* **Exercise prompt**
Your task is to repeat the listing exactly.

--- START ---

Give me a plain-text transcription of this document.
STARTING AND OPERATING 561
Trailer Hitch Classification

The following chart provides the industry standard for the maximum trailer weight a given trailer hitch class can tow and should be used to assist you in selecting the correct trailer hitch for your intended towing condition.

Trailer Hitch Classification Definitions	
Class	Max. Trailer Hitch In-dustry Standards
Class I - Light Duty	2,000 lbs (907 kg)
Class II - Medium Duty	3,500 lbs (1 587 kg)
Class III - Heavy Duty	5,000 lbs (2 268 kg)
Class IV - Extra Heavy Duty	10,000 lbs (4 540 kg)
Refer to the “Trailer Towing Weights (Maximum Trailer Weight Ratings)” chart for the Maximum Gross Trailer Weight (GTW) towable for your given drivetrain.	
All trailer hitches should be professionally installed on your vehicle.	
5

--- END ---

* **Final result**
Give me a plain-text transcription of this document.
STARTING AND OPERATING 561
Trailer Hitch Classification

The following chart provides the industry standard for the maximum trailer weight a given trailer hitch class can tow and should be used to assist you in selecting the correct trailer hitch for your intended towing condition.

Trailer Hitch Classification Definitions	
Class	Max. Trailer Hitch In-dustry Standards
Class I - Light Duty	2,000 lbs (907 kg)
Class II - Medium Duty	3,500 lbs (1 587 kg)
Class III - Heavy Duty	5,000 lbs (2 268 kg)
Class IV - Extra Heavy Duty	10,000 lbs (4 540 kg)
Refer to the “Trailer Towing Weights (Maximum Trailer Weight Ratings)” chart for the Maximum Gross Trailer Weight (GTW) towable for your given drivetrain.	
All trailer hitches should be professionally installed on your vehicle.	
5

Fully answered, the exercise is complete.